TASK STATEMENT — Print the listing that follows, character for character.

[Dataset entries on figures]
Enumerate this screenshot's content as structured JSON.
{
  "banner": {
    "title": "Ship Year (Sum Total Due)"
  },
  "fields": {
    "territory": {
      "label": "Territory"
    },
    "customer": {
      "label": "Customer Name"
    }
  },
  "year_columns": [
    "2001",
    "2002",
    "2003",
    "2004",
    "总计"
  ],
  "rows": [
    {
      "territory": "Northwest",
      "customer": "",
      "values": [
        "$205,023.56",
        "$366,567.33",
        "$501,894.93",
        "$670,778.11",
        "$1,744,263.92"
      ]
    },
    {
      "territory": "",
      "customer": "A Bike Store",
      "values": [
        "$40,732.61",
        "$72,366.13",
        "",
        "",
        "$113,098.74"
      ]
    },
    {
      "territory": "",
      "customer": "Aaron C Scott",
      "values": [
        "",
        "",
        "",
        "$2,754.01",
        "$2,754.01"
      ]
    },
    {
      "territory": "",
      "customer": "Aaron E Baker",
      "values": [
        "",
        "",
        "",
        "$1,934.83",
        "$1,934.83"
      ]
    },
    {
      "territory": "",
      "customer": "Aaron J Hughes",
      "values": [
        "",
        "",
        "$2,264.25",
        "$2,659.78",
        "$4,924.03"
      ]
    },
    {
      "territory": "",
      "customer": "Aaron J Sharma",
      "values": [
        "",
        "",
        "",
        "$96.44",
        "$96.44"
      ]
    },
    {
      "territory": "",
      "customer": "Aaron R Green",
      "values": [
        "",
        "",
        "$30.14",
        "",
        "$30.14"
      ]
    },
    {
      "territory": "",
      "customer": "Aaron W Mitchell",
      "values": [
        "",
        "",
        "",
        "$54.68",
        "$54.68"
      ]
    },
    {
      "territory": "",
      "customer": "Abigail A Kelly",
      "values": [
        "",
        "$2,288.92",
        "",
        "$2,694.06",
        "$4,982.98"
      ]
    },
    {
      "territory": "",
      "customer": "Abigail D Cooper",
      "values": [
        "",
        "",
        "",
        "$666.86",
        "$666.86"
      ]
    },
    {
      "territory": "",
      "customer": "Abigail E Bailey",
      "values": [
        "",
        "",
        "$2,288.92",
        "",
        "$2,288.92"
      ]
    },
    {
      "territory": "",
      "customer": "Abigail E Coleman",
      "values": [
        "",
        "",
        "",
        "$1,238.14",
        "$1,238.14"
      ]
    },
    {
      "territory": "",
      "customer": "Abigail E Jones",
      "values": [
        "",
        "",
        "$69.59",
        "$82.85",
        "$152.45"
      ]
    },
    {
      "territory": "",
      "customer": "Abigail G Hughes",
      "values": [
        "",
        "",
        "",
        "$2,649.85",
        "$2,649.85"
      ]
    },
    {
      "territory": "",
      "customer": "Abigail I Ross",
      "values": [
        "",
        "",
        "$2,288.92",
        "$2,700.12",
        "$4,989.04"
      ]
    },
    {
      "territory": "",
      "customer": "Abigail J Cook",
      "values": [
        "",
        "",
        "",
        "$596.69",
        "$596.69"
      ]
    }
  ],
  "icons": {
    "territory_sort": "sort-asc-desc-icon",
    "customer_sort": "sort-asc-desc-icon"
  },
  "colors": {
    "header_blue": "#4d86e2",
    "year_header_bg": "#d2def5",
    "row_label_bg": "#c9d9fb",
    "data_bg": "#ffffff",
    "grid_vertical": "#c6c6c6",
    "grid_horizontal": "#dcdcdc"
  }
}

TASK SOLUTION —
Enumerate this screenshot's content as structured JSON.
{
  "banner": {
    "title": "Ship Year (Sum Total Due)"
  },
  "fields": {
    "territory": {
      "label": "Territory"
    },
    "customer": {
      "label": "Customer Name"
    }
  },
  "year_columns": [
    "2001",
    "2002",
    "2003",
    "2004",
    "总计"
  ],
  "rows": [
    {
      "territory": "Northwest",
      "customer": "",
      "values": [
        "$205,023.56",
        "$366,567.33",
        "$501,894.93",
        "$670,778.11",
        "$1,744,263.92"
      ]
    },
    {
      "territory": "",
      "customer": "A Bike Store",
      "values": [
        "$40,732.61",
        "$72,366.13",
        "",
        "",
        "$113,098.74"
      ]
    },
    {
      "territory": "",
      "customer": "Aaron C Scott",
      "values": [
        "",
        "",
        "",
        "$2,754.01",
        "$2,754.01"
      ]
    },
    {
      "territory": "",
      "customer": "Aaron E Baker",
      "values": [
        "",
        "",
        "",
        "$1,934.83",
        "$1,934.83"
      ]
    },
    {
      "territory": "",
      "customer": "Aaron J Hughes",
      "values": [
        "",
        "",
        "$2,264.25",
        "$2,659.78",
        "$4,924.03"
      ]
    },
    {
      "territory": "",
      "customer": "Aaron J Sharma",
      "values": [
        "",
        "",
        "",
        "$96.44",
        "$96.44"
      ]
    },
    {
      "territory": "",
      "customer": "Aaron R Green",
      "values": [
        "",
        "",
        "$30.14",
        "",
        "$30.14"
      ]
    },
    {
      "territory": "",
      "customer": "Aaron W Mitchell",
      "values": [
        "",
        "",
        "",
        "$54.68",
        "$54.68"
      ]
    },
    {
      "territory": "",
      "customer": "Abigail A Kelly",
      "values": [
        "",
        "$2,288.92",
        "",
        "$2,694.06",
        "$4,982.98"
      ]
    },
    {
      "territory": "",
      "customer": "Abigail D Cooper",
      "values": [
        "",
        "",
        "",
        "$666.86",
        "$666.86"
      ]
    },
    {
      "territory": "",
      "customer": "Abigail E Bailey",
      "values": [
        "",
        "",
        "$2,288.92",
        "",
        "$2,288.92"
      ]
    },
    {
      "territory": "",
      "customer": "Abigail E Coleman",
      "values": [
        "",
        "",
        "",
        "$1,238.14",
        "$1,238.14"
      ]
    },
    {
      "territory": "",
      "customer": "Abigail E Jones",
      "values": [
        "",
        "",
        "$69.59",
        "$82.85",
        "$152.45"
      ]
    },
    {
      "territory": "",
      "customer": "Abigail G Hughes",
      "values": [
        "",
        "",
        "",
        "$2,649.85",
        "$2,649.85"
      ]
    },
    {
      "territory": "",
      "customer": "Abigail I Ross",
      "values": [
        "",
        "",
        "$2,288.92",
        "$2,700.12",
        "$4,989.04"
      ]
    },
    {
      "territory": "",
      "customer": "Abigail J Cook",
      "values": [
        "",
        "",
        "",
        "$596.69",
        "$596.69"
      ]
    }
  ],
  "icons": {
    "territory_sort": "sort-asc-desc-icon",
    "customer_sort": "sort-asc-desc-icon"
  },
  "colors": {
    "header_blue": "#4d86e2",
    "year_header_bg": "#d2def5",
    "row_label_bg": "#c9d9fb",
    "data_bg": "#ffffff",
    "grid_vertical": "#c6c6c6",
    "grid_horizontal": "#dcdcdc"
  }
}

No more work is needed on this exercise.